** Task **
Gather every line in the items below that contains the string "Text", copying each one in full.

** Records to process **
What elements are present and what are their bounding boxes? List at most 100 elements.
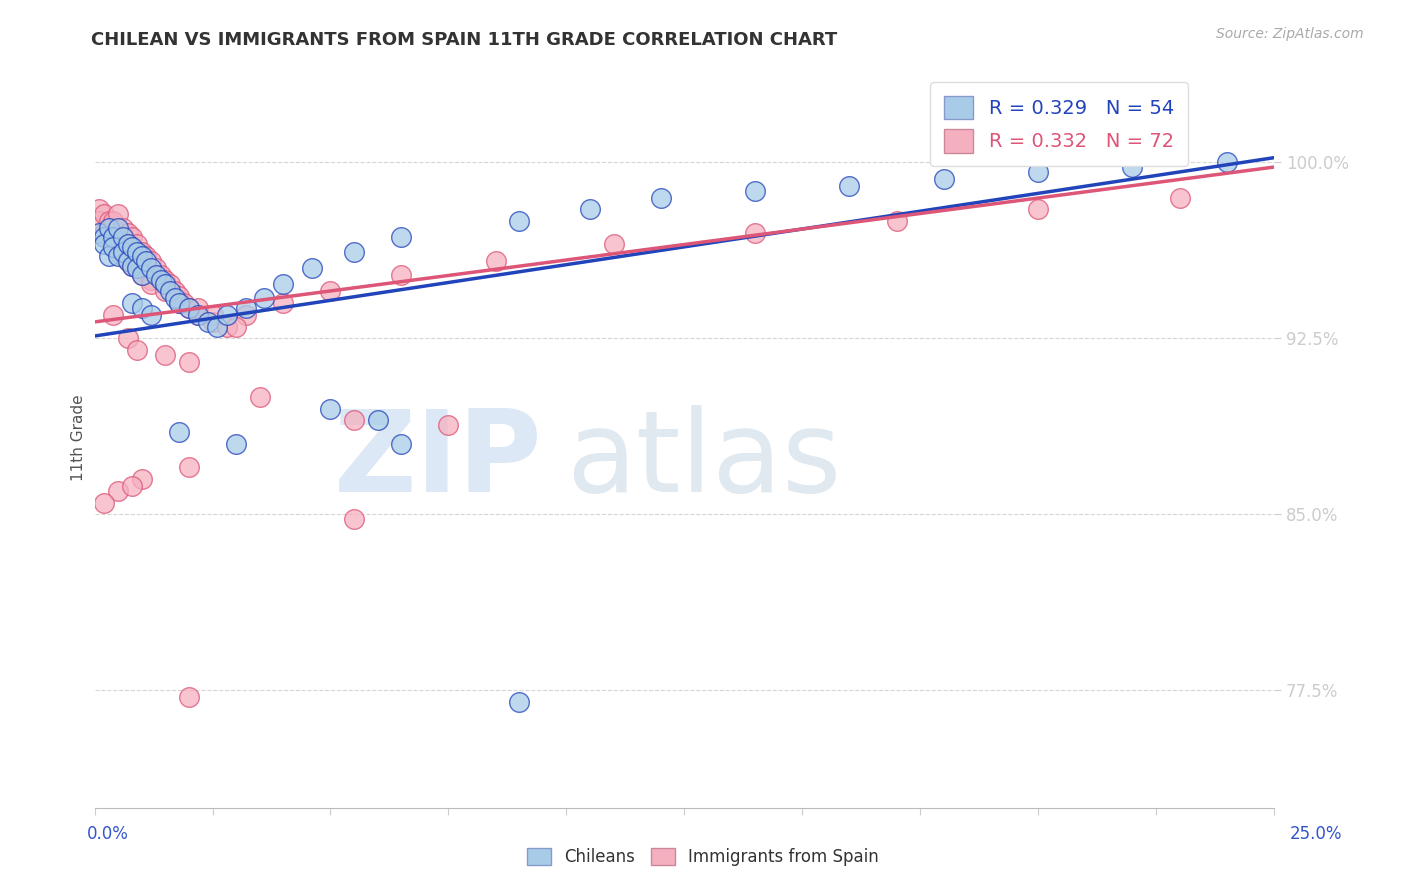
Point [225,437,247,451]
Point [107,249,129,263]
Point [177,690,200,705]
Point [117,237,139,252]
Y-axis label: 11th Grade: 11th Grade [72,395,86,482]
Text: Source: ZipAtlas.com: Source: ZipAtlas.com [1216,27,1364,41]
Point [1026,202,1049,217]
Point [135,249,157,263]
Point [149,273,172,287]
Point [169,289,191,303]
Point [117,242,139,256]
Point [107,244,129,259]
Point [744,184,766,198]
Point [141,273,163,287]
Point [173,296,195,310]
Point [155,285,177,299]
Point [319,401,342,416]
Point [93,226,115,240]
Point [141,277,163,292]
Point [111,244,134,259]
Point [1121,160,1143,174]
Point [121,230,143,244]
Point [177,301,200,315]
Point [235,301,257,315]
Legend: R = 0.329   N = 54, R = 0.332   N = 72: R = 0.329 N = 54, R = 0.332 N = 72 [931,82,1188,166]
Point [103,240,125,254]
Point [121,240,143,254]
Point [187,301,209,315]
Point [197,315,219,329]
Point [343,512,366,526]
Point [141,308,163,322]
Point [343,413,366,427]
Point [253,292,276,306]
Point [111,237,134,252]
Point [135,266,157,280]
Point [125,343,148,357]
Text: 25.0%: 25.0% [1291,825,1343,843]
Point [932,171,955,186]
Point [131,244,153,259]
Point [103,230,125,244]
Point [155,273,177,287]
Point [135,254,157,268]
Point [367,413,389,427]
Point [125,254,148,268]
Text: 0.0%: 0.0% [87,825,129,843]
Point [215,308,238,322]
Point [121,479,143,493]
Point [201,308,224,322]
Point [249,390,271,404]
Point [117,254,139,268]
Text: ZIP: ZIP [335,405,543,516]
Point [301,260,323,275]
Point [93,230,115,244]
Point [121,259,143,273]
Point [141,254,163,268]
Point [107,483,129,498]
Text: atlas: atlas [567,405,842,516]
Point [225,319,247,334]
Point [131,472,153,486]
Point [107,221,129,235]
Point [1168,190,1191,204]
Point [97,249,120,263]
Point [484,254,506,268]
Point [111,221,134,235]
Point [235,308,257,322]
Point [131,268,153,282]
Point [111,230,134,244]
Point [89,202,111,217]
Point [508,214,530,228]
Point [131,260,153,275]
Point [89,214,111,228]
Point [886,214,908,228]
Point [125,244,148,259]
Point [131,249,153,263]
Point [187,308,209,322]
Point [744,226,766,240]
Point [389,268,412,282]
Point [107,207,129,221]
Point [1216,155,1239,169]
Point [650,190,672,204]
Point [125,237,148,252]
Point [131,268,153,282]
Point [107,226,129,240]
Point [121,259,143,273]
Point [187,308,209,322]
Point [169,296,191,310]
Point [271,277,294,292]
Point [149,268,172,282]
Point [177,355,200,369]
Point [107,237,129,252]
Point [125,260,148,275]
Point [159,277,181,292]
Point [201,315,224,329]
Point [103,308,125,322]
Point [121,296,143,310]
Point [97,230,120,244]
Point [508,695,530,709]
Point [177,301,200,315]
Point [838,178,860,193]
Point [117,331,139,345]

** Answer to the problem **
Text: Source: ZipAtlas.com: Source: ZipAtlas.com [1216,27,1364,41]
Text: 25.0%: 25.0% [1291,825,1343,843]
Text: 0.0%: 0.0% [87,825,129,843]
Text: ZIP: ZIP [335,405,543,516]
Text: atlas: atlas [567,405,842,516]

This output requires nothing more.